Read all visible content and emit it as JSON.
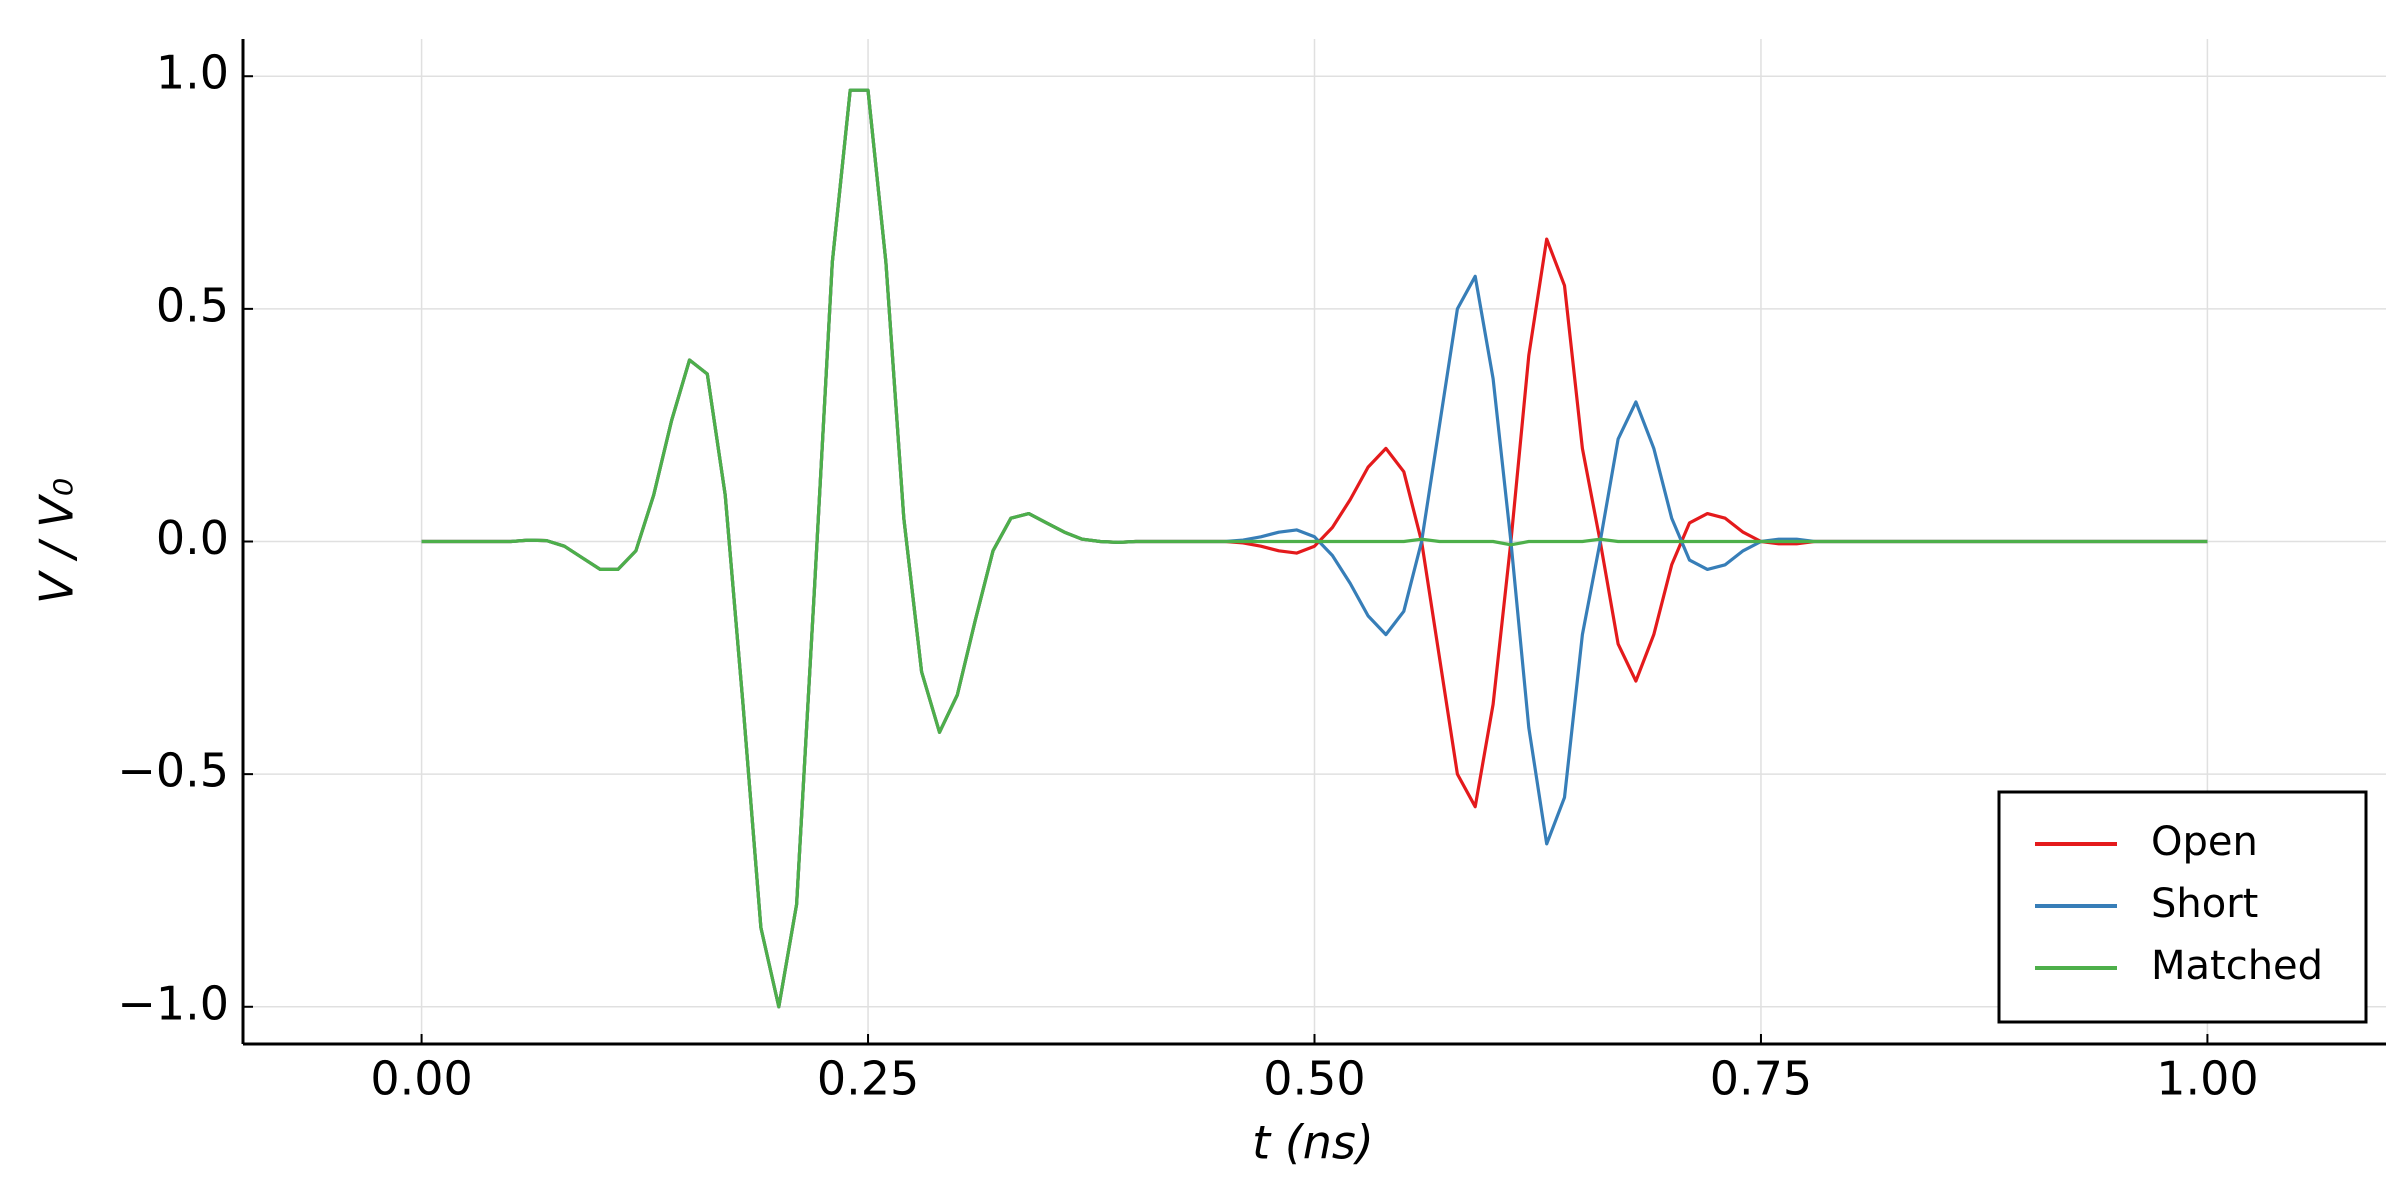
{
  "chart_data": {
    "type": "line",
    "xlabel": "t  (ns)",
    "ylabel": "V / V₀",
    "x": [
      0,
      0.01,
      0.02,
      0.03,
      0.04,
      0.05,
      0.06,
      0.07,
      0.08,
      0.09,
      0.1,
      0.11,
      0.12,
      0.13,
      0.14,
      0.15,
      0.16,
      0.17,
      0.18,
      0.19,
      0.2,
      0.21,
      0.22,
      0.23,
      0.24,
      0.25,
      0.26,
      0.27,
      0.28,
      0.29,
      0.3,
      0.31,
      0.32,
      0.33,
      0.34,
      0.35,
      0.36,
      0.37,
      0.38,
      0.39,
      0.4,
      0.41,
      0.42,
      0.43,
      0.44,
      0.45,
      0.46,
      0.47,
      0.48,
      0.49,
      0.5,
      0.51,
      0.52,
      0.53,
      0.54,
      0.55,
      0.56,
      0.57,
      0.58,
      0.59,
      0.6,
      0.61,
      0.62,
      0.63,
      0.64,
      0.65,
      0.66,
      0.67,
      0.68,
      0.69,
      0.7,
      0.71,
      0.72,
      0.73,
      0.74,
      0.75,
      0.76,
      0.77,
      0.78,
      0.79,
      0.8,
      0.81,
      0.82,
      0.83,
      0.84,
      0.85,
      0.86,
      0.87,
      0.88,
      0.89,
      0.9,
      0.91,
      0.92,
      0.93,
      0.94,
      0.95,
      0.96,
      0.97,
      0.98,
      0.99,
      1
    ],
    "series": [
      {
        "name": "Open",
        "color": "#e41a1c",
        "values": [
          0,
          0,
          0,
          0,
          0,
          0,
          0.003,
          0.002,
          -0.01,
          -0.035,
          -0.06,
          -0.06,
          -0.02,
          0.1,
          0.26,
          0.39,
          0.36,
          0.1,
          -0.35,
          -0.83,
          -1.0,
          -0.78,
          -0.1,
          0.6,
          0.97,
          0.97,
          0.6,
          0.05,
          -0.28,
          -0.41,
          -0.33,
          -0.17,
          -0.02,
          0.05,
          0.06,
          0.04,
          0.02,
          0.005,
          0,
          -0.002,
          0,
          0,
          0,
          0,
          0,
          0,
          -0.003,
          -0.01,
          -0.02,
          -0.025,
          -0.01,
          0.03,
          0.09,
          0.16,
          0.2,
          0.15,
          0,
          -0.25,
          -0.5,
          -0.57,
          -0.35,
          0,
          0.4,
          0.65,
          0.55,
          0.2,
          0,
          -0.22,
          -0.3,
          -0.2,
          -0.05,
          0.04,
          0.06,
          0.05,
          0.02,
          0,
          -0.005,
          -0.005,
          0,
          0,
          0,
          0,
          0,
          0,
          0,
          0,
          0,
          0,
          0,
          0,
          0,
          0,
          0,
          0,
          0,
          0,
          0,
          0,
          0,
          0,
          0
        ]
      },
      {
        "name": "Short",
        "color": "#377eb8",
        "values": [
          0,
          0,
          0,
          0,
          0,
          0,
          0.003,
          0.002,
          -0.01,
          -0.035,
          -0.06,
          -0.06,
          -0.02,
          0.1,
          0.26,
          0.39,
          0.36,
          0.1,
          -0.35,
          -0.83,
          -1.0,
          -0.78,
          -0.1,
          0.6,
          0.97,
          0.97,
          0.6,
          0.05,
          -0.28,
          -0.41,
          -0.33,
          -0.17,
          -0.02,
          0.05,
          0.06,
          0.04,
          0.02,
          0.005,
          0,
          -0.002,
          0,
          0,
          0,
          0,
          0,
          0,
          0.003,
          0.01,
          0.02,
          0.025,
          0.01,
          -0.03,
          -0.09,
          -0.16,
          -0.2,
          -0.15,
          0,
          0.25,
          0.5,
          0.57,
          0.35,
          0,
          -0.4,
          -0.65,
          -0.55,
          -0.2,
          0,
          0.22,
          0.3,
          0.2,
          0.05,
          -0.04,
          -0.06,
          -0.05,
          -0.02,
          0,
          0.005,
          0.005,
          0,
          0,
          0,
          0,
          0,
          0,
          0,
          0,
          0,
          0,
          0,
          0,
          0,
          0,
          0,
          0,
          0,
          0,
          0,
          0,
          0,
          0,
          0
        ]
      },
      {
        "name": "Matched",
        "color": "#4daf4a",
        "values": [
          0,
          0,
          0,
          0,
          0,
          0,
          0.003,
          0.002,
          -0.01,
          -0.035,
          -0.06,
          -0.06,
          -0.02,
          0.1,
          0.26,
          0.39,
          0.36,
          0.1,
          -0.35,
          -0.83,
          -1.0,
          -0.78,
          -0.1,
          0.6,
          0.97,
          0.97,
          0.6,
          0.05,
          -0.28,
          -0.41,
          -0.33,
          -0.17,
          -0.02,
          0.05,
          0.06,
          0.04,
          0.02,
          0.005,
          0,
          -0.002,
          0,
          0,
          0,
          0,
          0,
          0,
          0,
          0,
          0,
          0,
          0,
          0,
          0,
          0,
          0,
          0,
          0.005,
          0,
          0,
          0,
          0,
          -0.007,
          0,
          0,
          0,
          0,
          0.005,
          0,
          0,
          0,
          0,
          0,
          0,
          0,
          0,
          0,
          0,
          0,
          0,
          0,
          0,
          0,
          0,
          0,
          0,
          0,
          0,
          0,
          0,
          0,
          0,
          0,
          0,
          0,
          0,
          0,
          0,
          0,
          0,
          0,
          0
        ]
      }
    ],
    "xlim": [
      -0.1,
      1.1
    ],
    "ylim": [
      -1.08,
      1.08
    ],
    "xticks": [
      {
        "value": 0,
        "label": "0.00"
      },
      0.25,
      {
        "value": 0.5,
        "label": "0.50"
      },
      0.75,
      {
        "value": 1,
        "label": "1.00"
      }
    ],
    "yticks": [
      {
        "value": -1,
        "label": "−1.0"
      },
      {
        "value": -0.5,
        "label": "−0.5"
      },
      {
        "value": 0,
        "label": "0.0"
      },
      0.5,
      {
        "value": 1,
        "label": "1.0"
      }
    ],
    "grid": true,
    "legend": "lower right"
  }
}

━━━━━━━━━━━━━━━━━━━━

## What is being asked
Copy in full each line that holds the word "color".

## Right answer
        "color": "#e41a1c",
        "color": "#377eb8",
        "color": "#4daf4a",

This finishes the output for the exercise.